### Do this
Copy out every record precisely.

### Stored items
__________________________________________________

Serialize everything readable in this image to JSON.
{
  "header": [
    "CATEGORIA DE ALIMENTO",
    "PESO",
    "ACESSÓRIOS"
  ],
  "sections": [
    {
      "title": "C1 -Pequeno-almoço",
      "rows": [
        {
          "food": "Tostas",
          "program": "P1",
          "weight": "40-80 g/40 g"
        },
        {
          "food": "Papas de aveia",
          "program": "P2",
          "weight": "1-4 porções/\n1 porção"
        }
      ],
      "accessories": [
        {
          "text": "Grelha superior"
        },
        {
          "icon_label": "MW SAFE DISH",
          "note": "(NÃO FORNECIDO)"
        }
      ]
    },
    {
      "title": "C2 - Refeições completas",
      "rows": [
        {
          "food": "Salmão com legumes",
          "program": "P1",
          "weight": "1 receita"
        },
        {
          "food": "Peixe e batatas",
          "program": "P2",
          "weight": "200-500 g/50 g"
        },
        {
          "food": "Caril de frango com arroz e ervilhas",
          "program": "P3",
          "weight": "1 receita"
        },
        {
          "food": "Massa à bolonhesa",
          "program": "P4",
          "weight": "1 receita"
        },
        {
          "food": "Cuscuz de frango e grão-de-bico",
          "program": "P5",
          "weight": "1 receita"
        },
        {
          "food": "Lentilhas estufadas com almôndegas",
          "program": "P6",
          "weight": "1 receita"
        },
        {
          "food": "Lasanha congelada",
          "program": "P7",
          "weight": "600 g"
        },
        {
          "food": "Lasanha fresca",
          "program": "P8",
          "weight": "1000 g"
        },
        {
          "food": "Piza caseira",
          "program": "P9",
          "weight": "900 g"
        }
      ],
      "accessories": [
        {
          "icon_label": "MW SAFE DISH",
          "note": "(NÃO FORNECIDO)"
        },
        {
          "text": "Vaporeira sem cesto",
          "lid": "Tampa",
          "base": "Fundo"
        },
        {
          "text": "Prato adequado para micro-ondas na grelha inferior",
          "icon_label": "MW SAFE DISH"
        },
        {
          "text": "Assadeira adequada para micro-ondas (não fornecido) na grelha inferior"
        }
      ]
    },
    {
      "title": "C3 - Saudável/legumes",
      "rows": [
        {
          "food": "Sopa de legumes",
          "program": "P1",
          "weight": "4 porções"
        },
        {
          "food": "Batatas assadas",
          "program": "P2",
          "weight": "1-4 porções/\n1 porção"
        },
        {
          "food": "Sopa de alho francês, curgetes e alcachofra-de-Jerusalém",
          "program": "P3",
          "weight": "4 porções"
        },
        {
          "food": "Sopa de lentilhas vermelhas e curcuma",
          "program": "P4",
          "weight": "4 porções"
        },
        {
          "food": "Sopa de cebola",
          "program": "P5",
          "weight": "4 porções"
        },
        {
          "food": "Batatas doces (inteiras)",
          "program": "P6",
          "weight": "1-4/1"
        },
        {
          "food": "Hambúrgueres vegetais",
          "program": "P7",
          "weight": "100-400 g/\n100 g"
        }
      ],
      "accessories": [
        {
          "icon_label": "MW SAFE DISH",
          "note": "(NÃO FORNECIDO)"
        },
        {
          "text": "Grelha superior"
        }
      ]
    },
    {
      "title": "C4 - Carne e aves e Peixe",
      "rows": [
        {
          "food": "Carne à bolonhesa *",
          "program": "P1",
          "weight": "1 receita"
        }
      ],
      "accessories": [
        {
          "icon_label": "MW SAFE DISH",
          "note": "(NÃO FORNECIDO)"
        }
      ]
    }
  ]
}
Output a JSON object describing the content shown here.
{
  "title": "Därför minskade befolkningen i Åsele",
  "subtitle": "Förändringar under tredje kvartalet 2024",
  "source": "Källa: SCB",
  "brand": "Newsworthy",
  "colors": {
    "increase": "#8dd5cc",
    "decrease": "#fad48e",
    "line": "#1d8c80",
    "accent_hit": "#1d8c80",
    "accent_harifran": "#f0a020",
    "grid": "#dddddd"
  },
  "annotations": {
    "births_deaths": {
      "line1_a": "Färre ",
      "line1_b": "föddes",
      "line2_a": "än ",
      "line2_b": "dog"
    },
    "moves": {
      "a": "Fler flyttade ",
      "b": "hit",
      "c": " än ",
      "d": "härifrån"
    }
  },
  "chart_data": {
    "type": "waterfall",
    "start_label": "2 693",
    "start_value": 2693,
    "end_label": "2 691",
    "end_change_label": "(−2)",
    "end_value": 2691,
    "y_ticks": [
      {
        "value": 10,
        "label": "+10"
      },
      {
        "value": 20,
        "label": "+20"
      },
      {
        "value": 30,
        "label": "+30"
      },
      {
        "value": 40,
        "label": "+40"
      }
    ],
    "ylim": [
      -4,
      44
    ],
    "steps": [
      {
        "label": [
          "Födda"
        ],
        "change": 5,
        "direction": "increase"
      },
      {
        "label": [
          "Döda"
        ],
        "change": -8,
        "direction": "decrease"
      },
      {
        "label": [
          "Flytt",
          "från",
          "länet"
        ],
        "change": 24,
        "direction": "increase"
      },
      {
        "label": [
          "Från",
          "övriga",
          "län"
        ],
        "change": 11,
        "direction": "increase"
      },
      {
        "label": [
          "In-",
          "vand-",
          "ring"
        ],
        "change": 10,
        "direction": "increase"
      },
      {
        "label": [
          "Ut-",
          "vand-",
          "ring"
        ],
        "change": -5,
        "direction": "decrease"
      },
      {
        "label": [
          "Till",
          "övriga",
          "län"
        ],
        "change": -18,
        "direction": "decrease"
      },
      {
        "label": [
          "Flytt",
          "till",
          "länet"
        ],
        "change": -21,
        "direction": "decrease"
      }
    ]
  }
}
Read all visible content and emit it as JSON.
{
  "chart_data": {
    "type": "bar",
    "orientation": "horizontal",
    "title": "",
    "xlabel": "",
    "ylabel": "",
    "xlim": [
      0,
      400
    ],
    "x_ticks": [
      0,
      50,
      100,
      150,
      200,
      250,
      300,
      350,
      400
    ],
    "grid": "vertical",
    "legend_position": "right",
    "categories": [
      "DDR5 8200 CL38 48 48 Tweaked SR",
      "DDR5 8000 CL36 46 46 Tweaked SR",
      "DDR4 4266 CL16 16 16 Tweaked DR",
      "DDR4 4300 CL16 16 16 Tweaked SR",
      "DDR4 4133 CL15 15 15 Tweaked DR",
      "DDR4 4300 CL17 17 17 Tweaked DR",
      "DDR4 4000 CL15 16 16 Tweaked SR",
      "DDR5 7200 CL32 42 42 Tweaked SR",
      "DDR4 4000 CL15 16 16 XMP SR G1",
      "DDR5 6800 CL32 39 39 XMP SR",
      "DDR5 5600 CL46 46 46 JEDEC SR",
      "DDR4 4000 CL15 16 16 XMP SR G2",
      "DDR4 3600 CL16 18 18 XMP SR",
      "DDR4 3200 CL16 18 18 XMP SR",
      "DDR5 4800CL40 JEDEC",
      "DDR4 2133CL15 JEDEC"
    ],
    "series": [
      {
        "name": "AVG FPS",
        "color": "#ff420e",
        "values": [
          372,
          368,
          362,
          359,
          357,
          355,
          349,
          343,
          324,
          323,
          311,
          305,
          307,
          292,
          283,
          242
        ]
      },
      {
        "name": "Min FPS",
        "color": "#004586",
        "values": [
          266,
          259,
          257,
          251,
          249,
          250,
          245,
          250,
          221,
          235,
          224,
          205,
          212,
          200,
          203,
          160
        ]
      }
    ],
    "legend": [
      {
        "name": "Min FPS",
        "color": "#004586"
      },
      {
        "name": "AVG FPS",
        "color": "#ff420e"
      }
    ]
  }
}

__________________________________________________

### Result below
Serialize everything readable in this image to JSON.
{
  "header": [
    "CATEGORIA DE ALIMENTO",
    "PESO",
    "ACESSÓRIOS"
  ],
  "sections": [
    {
      "title": "C1 -Pequeno-almoço",
      "rows": [
        {
          "food": "Tostas",
          "program": "P1",
          "weight": "40-80 g/40 g"
        },
        {
          "food": "Papas de aveia",
          "program": "P2",
          "weight": "1-4 porções/\n1 porção"
        }
      ],
      "accessories": [
        {
          "text": "Grelha superior"
        },
        {
          "icon_label": "MW SAFE DISH",
          "note": "(NÃO FORNECIDO)"
        }
      ]
    },
    {
      "title": "C2 - Refeições completas",
      "rows": [
        {
          "food": "Salmão com legumes",
          "program": "P1",
          "weight": "1 receita"
        },
        {
          "food": "Peixe e batatas",
          "program": "P2",
          "weight": "200-500 g/50 g"
        },
        {
          "food": "Caril de frango com arroz e ervilhas",
          "program": "P3",
          "weight": "1 receita"
        },
        {
          "food": "Massa à bolonhesa",
          "program": "P4",
          "weight": "1 receita"
        },
        {
          "food": "Cuscuz de frango e grão-de-bico",
          "program": "P5",
          "weight": "1 receita"
        },
        {
          "food": "Lentilhas estufadas com almôndegas",
          "program": "P6",
          "weight": "1 receita"
        },
        {
          "food": "Lasanha congelada",
          "program": "P7",
          "weight": "600 g"
        },
        {
          "food": "Lasanha fresca",
          "program": "P8",
          "weight": "1000 g"
        },
        {
          "food": "Piza caseira",
          "program": "P9",
          "weight": "900 g"
        }
      ],
      "accessories": [
        {
          "icon_label": "MW SAFE DISH",
          "note": "(NÃO FORNECIDO)"
        },
        {
          "text": "Vaporeira sem cesto",
          "lid": "Tampa",
          "base": "Fundo"
        },
        {
          "text": "Prato adequado para micro-ondas na grelha inferior",
          "icon_label": "MW SAFE DISH"
        },
        {
          "text": "Assadeira adequada para micro-ondas (não fornecido) na grelha inferior"
        }
      ]
    },
    {
      "title": "C3 - Saudável/legumes",
      "rows": [
        {
          "food": "Sopa de legumes",
          "program": "P1",
          "weight": "4 porções"
        },
        {
          "food": "Batatas assadas",
          "program": "P2",
          "weight": "1-4 porções/\n1 porção"
        },
        {
          "food": "Sopa de alho francês, curgetes e alcachofra-de-Jerusalém",
          "program": "P3",
          "weight": "4 porções"
        },
        {
          "food": "Sopa de lentilhas vermelhas e curcuma",
          "program": "P4",
          "weight": "4 porções"
        },
        {
          "food": "Sopa de cebola",
          "program": "P5",
          "weight": "4 porções"
        },
        {
          "food": "Batatas doces (inteiras)",
          "program": "P6",
          "weight": "1-4/1"
        },
        {
          "food": "Hambúrgueres vegetais",
          "program": "P7",
          "weight": "100-400 g/\n100 g"
        }
      ],
      "accessories": [
        {
          "icon_label": "MW SAFE DISH",
          "note": "(NÃO FORNECIDO)"
        },
        {
          "text": "Grelha superior"
        }
      ]
    },
    {
      "title": "C4 - Carne e aves e Peixe",
      "rows": [
        {
          "food": "Carne à bolonhesa *",
          "program": "P1",
          "weight": "1 receita"
        }
      ],
      "accessories": [
        {
          "icon_label": "MW SAFE DISH",
          "note": "(NÃO FORNECIDO)"
        }
      ]
    }
  ]
}
Output a JSON object describing the content shown here.
{
  "title": "Därför minskade befolkningen i Åsele",
  "subtitle": "Förändringar under tredje kvartalet 2024",
  "source": "Källa: SCB",
  "brand": "Newsworthy",
  "colors": {
    "increase": "#8dd5cc",
    "decrease": "#fad48e",
    "line": "#1d8c80",
    "accent_hit": "#1d8c80",
    "accent_harifran": "#f0a020",
    "grid": "#dddddd"
  },
  "annotations": {
    "births_deaths": {
      "line1_a": "Färre ",
      "line1_b": "föddes",
      "line2_a": "än ",
      "line2_b": "dog"
    },
    "moves": {
      "a": "Fler flyttade ",
      "b": "hit",
      "c": " än ",
      "d": "härifrån"
    }
  },
  "chart_data": {
    "type": "waterfall",
    "start_label": "2 693",
    "start_value": 2693,
    "end_label": "2 691",
    "end_change_label": "(−2)",
    "end_value": 2691,
    "y_ticks": [
      {
        "value": 10,
        "label": "+10"
      },
      {
        "value": 20,
        "label": "+20"
      },
      {
        "value": 30,
        "label": "+30"
      },
      {
        "value": 40,
        "label": "+40"
      }
    ],
    "ylim": [
      -4,
      44
    ],
    "steps": [
      {
        "label": [
          "Födda"
        ],
        "change": 5,
        "direction": "increase"
      },
      {
        "label": [
          "Döda"
        ],
        "change": -8,
        "direction": "decrease"
      },
      {
        "label": [
          "Flytt",
          "från",
          "länet"
        ],
        "change": 24,
        "direction": "increase"
      },
      {
        "label": [
          "Från",
          "övriga",
          "län"
        ],
        "change": 11,
        "direction": "increase"
      },
      {
        "label": [
          "In-",
          "vand-",
          "ring"
        ],
        "change": 10,
        "direction": "increase"
      },
      {
        "label": [
          "Ut-",
          "vand-",
          "ring"
        ],
        "change": -5,
        "direction": "decrease"
      },
      {
        "label": [
          "Till",
          "övriga",
          "län"
        ],
        "change": -18,
        "direction": "decrease"
      },
      {
        "label": [
          "Flytt",
          "till",
          "länet"
        ],
        "change": -21,
        "direction": "decrease"
      }
    ]
  }
}
Read all visible content and emit it as JSON.
{
  "chart_data": {
    "type": "bar",
    "orientation": "horizontal",
    "title": "",
    "xlabel": "",
    "ylabel": "",
    "xlim": [
      0,
      400
    ],
    "x_ticks": [
      0,
      50,
      100,
      150,
      200,
      250,
      300,
      350,
      400
    ],
    "grid": "vertical",
    "legend_position": "right",
    "categories": [
      "DDR5 8200 CL38 48 48 Tweaked SR",
      "DDR5 8000 CL36 46 46 Tweaked SR",
      "DDR4 4266 CL16 16 16 Tweaked DR",
      "DDR4 4300 CL16 16 16 Tweaked SR",
      "DDR4 4133 CL15 15 15 Tweaked DR",
      "DDR4 4300 CL17 17 17 Tweaked DR",
      "DDR4 4000 CL15 16 16 Tweaked SR",
      "DDR5 7200 CL32 42 42 Tweaked SR",
      "DDR4 4000 CL15 16 16 XMP SR G1",
      "DDR5 6800 CL32 39 39 XMP SR",
      "DDR5 5600 CL46 46 46 JEDEC SR",
      "DDR4 4000 CL15 16 16 XMP SR G2",
      "DDR4 3600 CL16 18 18 XMP SR",
      "DDR4 3200 CL16 18 18 XMP SR",
      "DDR5 4800CL40 JEDEC",
      "DDR4 2133CL15 JEDEC"
    ],
    "series": [
      {
        "name": "AVG FPS",
        "color": "#ff420e",
        "values": [
          372,
          368,
          362,
          359,
          357,
          355,
          349,
          343,
          324,
          323,
          311,
          305,
          307,
          292,
          283,
          242
        ]
      },
      {
        "name": "Min FPS",
        "color": "#004586",
        "values": [
          266,
          259,
          257,
          251,
          249,
          250,
          245,
          250,
          221,
          235,
          224,
          205,
          212,
          200,
          203,
          160
        ]
      }
    ],
    "legend": [
      {
        "name": "Min FPS",
        "color": "#004586"
      },
      {
        "name": "AVG FPS",
        "color": "#ff420e"
      }
    ]
  }
}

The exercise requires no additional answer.